INPUT DATA ->
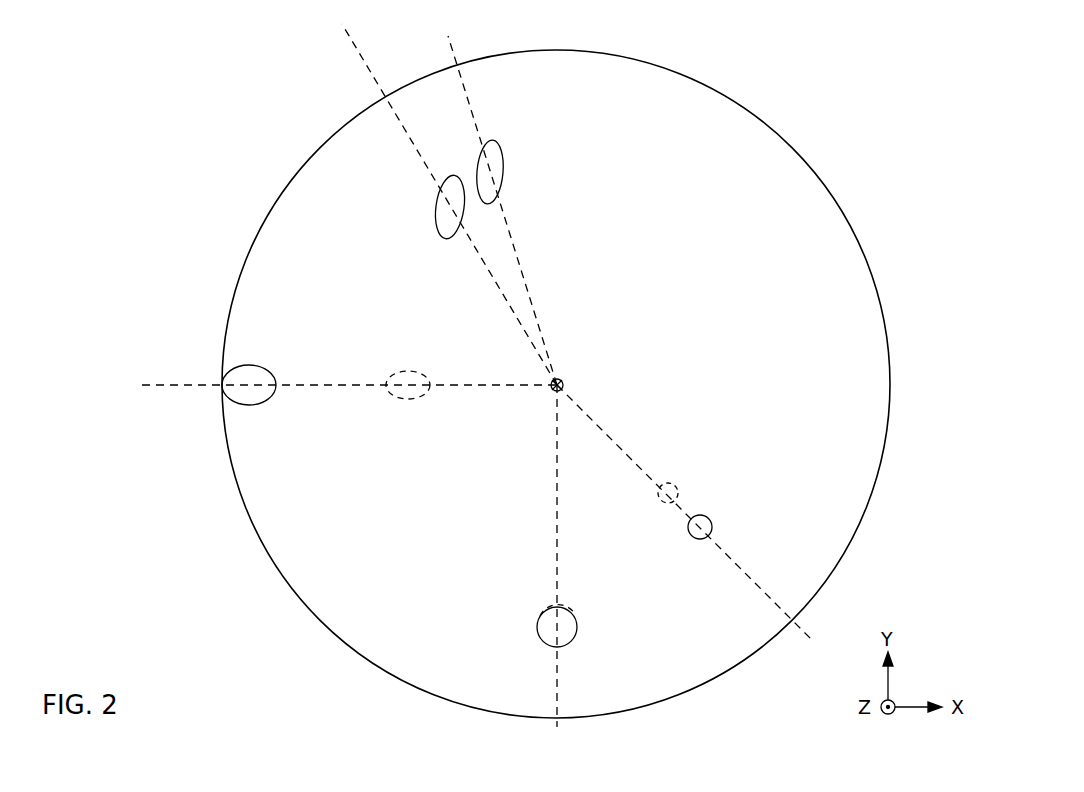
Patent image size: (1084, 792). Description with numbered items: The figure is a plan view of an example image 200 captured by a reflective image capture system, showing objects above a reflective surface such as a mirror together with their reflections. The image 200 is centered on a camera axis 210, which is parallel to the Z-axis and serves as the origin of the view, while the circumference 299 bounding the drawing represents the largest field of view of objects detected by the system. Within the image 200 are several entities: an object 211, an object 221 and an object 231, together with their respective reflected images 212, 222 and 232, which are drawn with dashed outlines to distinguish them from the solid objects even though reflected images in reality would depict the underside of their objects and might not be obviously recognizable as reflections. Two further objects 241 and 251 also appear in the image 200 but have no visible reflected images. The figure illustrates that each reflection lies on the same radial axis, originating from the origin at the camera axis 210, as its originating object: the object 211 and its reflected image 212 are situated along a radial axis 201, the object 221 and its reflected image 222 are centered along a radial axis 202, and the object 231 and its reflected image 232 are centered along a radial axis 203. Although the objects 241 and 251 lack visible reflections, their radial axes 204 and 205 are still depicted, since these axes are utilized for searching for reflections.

The image 200 is at (848, 100).
The radial axis 201 is at (180, 384).
The radial axis 202 is at (807, 635).
The radial axis 203 is at (555, 712).
The radial axis 204 is at (447, 36).
The radial axis 205 is at (350, 45).
The camera axis 210 is at (560, 382).
The object 211 is at (243, 366).
The reflected image 212 is at (411, 372).
The object 221 is at (701, 518).
The reflected image 222 is at (665, 488).
The object 231 is at (558, 646).
The reflected image 232 is at (557, 602).
The object 241 is at (503, 170).
The object 251 is at (440, 206).
The circumference 299 is at (264, 543).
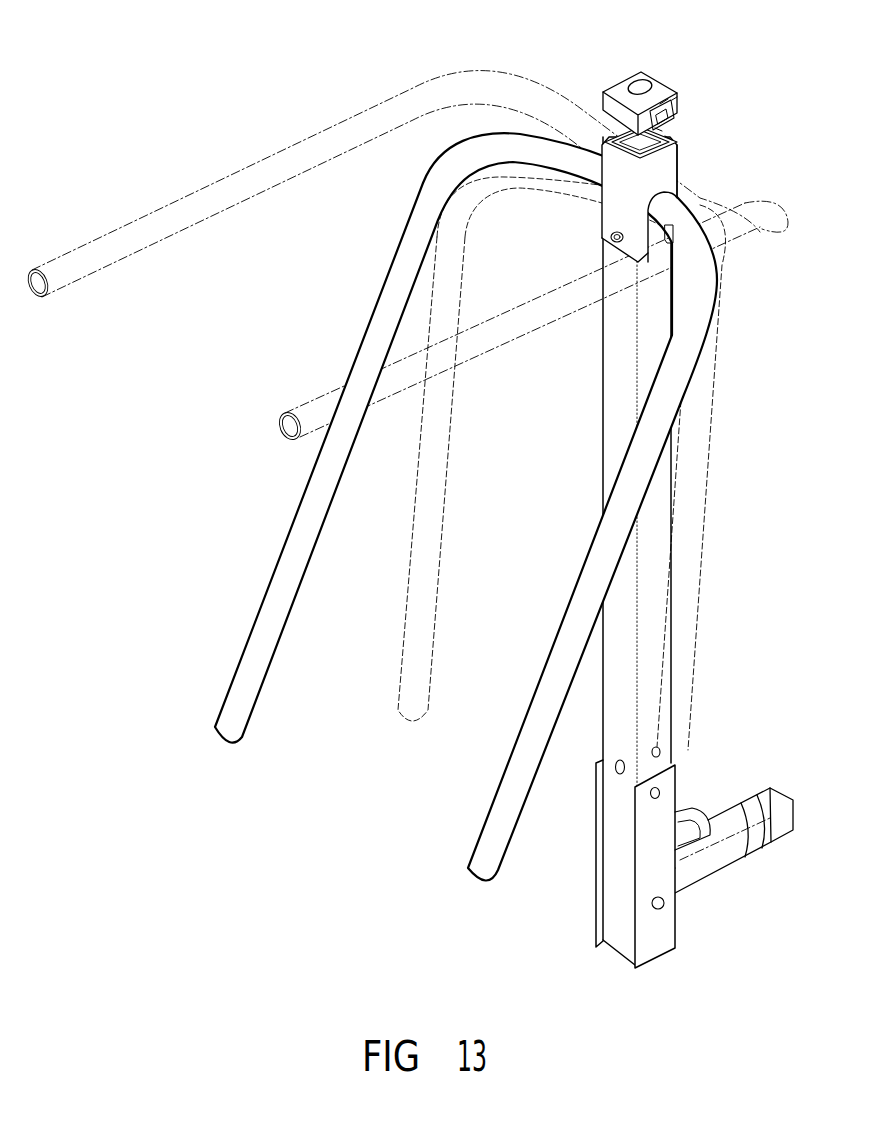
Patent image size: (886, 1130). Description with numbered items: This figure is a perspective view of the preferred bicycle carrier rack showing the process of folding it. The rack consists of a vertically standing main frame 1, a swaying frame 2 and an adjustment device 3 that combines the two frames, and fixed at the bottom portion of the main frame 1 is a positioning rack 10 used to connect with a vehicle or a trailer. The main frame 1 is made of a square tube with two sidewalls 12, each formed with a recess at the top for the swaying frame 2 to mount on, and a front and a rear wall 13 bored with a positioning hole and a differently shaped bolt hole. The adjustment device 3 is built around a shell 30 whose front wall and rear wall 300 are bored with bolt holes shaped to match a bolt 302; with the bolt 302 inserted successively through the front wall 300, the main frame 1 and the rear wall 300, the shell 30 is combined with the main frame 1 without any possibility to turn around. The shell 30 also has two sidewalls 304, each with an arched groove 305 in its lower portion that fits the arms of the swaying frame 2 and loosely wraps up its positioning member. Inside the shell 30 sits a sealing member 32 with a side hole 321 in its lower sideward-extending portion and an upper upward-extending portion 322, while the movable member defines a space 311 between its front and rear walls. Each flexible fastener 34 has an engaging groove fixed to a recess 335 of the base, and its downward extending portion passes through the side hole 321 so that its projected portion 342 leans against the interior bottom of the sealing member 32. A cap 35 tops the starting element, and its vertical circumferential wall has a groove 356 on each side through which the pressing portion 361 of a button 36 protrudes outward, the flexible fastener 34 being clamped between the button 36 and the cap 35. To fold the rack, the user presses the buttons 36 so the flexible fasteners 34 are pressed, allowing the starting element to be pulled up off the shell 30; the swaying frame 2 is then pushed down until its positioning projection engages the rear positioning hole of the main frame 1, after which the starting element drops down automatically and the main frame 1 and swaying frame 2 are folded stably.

The main frame 1 is at (489, 550).
The swaying frame 2 is at (395, 263).
The adjustment device 3 is at (652, 172).
The positioning rack 10 is at (727, 863).
The sidewalls 12 is at (603, 370).
The front and rear wall 13 is at (625, 412).
The shell 30 is at (616, 237).
The front wall and rear wall 300 is at (612, 203).
The bolt 302 is at (608, 242).
The sidewalls 304 is at (668, 182).
The arched groove 305 is at (657, 250).
The sealing member 32 is at (679, 121).
The side hole 321 is at (660, 149).
The upper upward-extending portion 322 is at (623, 150).
The flexible fastener 34 is at (662, 127).
The projected portion 342 is at (673, 133).
The cap 35 is at (677, 71).
The space 311 is at (623, 118).
The recess 335 is at (681, 101).
The groove 356 is at (677, 113).
The button 36 is at (673, 118).
The pressing portion 361 is at (660, 113).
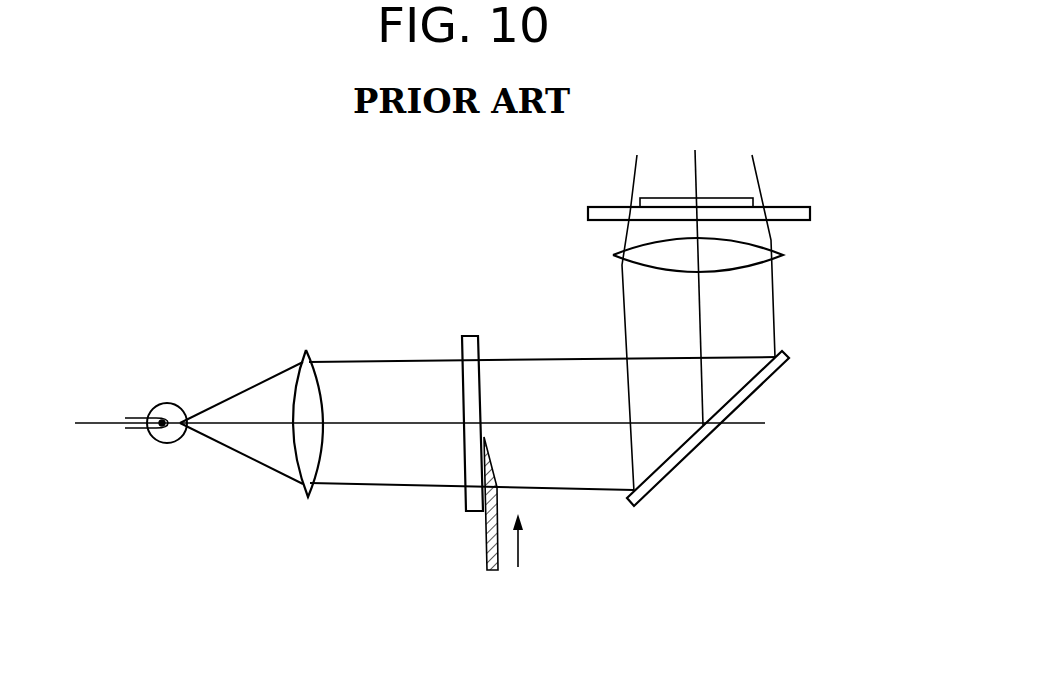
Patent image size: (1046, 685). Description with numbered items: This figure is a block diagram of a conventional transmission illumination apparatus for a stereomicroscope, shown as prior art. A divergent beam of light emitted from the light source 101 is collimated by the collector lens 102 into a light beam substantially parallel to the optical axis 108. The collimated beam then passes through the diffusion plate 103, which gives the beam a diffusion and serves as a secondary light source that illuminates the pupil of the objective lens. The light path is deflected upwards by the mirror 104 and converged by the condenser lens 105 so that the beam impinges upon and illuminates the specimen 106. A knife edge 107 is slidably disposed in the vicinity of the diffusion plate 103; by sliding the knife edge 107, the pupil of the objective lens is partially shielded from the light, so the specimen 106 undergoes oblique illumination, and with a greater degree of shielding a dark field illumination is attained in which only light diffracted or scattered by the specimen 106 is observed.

The light source 101 is at (167, 445).
The collector lens 102 is at (305, 493).
The diffusion plate 103 is at (465, 503).
The mirror 104 is at (673, 475).
The condenser lens 105 is at (783, 255).
The specimen 106 is at (722, 198).
The knife edge 107 is at (498, 565).
The optical axis 108 is at (385, 423).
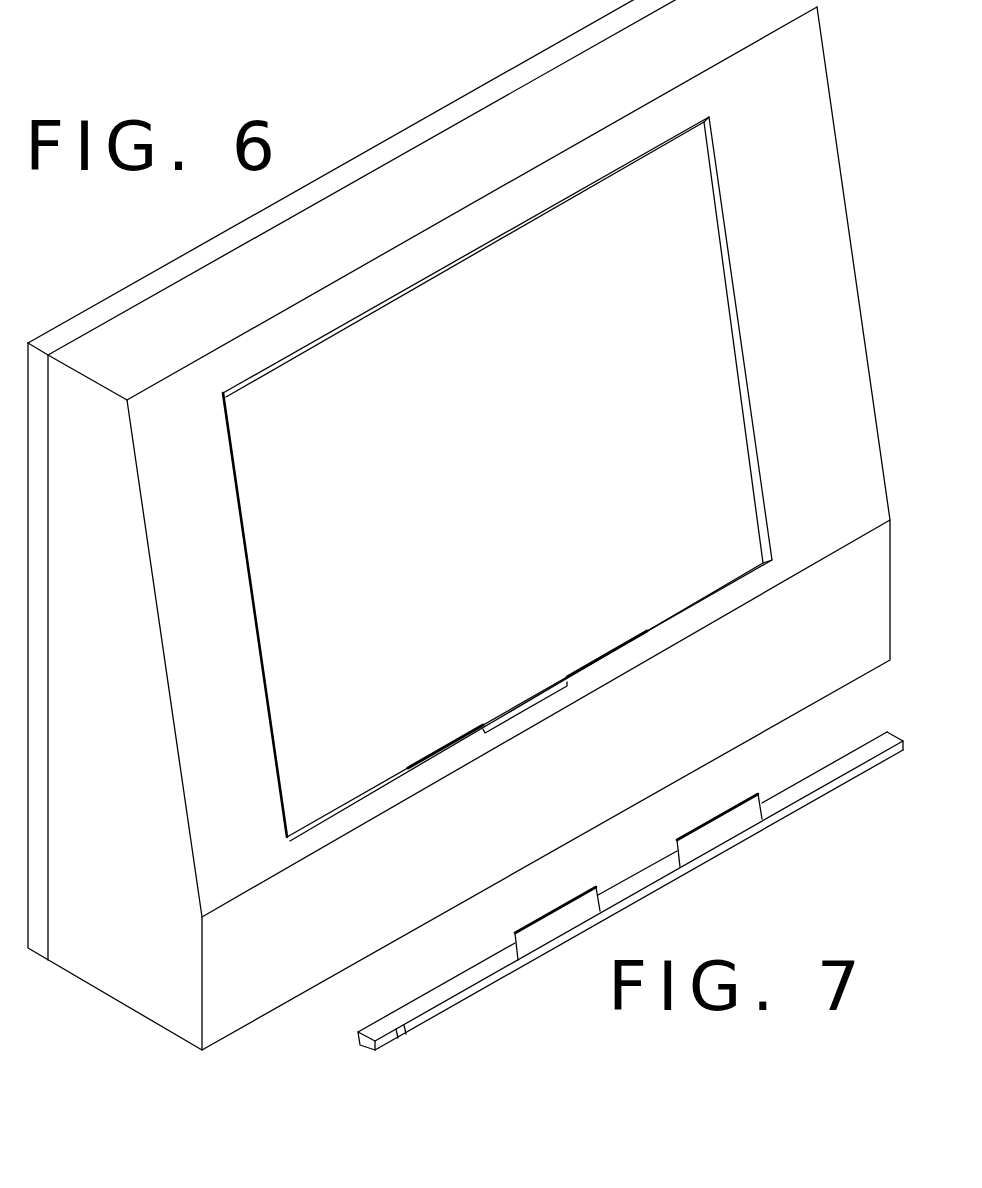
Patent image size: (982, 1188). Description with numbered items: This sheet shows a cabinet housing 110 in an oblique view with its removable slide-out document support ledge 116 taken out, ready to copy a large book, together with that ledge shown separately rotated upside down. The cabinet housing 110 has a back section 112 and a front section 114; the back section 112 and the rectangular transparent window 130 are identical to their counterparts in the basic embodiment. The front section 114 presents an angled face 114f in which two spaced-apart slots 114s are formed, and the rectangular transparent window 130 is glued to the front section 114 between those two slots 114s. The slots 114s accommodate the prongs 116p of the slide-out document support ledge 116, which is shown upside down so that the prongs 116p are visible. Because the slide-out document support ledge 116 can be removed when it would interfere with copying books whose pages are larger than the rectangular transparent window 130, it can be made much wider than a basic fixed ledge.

In FIG. 6, the cabinet housing 110 is at (340, 131).
In FIG. 6, the back section 112 is at (152, 272).
In FIG. 6, the front section 114 is at (145, 1014).
In FIG. 6, the angled face 114f is at (826, 63).
In FIG. 6, the slots 114s is at (607, 655).
In FIG. 7, the slide-out document support ledge 116 is at (463, 997).
In FIG. 7, the prongs 116p is at (556, 906).
In FIG. 6, the rectangular transparent window 130 is at (545, 507).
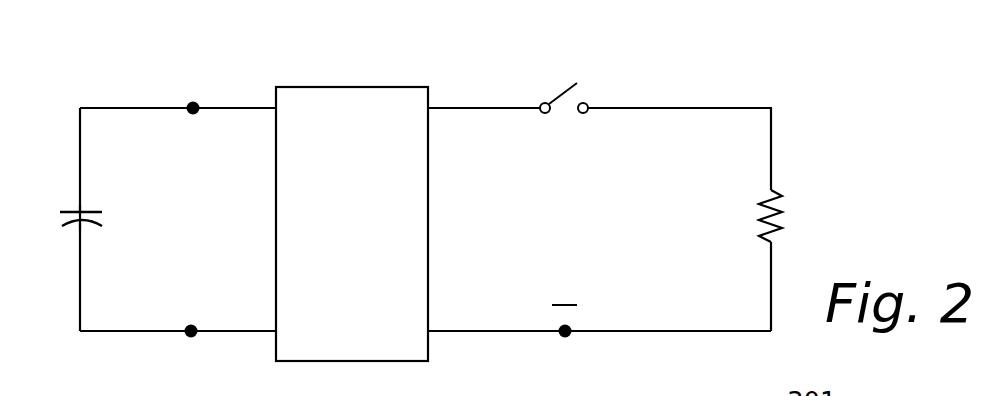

DO THIS ->
Retype, character for character, the span of the items above that opens with the line containing "Patent image size: (1046, 685)." and closes with the line containing "The optical axis 108 is at (385, 423).", including both of those lines.

RESULT OF THIS EXERCISE ->
Patent image size: (1046, 685). Description with numbered items: This figure is a block diagram of a conventional transmission illumination apparatus for a stereomicroscope, shown as prior art. A divergent beam of light emitted from the light source 101 is collimated by the collector lens 102 into a light beam substantially parallel to the optical axis 108. The collimated beam then passes through the diffusion plate 103, which gives the beam a diffusion and serves as a secondary light source that illuminates the pupil of the objective lens. The light path is deflected upwards by the mirror 104 and converged by the condenser lens 105 so that the beam impinges upon and illuminates the specimen 106. A knife edge 107 is slidably disposed in the vicinity of the diffusion plate 103; by sliding the knife edge 107, the pupil of the objective lens is partially shielded from the light, so the specimen 106 undergoes oblique illumination, and with a greater degree of shielding a dark field illumination is attained in which only light diffracted or scattered by the specimen 106 is observed.

The light source 101 is at (167, 445).
The collector lens 102 is at (305, 493).
The diffusion plate 103 is at (465, 503).
The mirror 104 is at (673, 475).
The condenser lens 105 is at (783, 255).
The specimen 106 is at (722, 198).
The knife edge 107 is at (498, 565).
The optical axis 108 is at (385, 423).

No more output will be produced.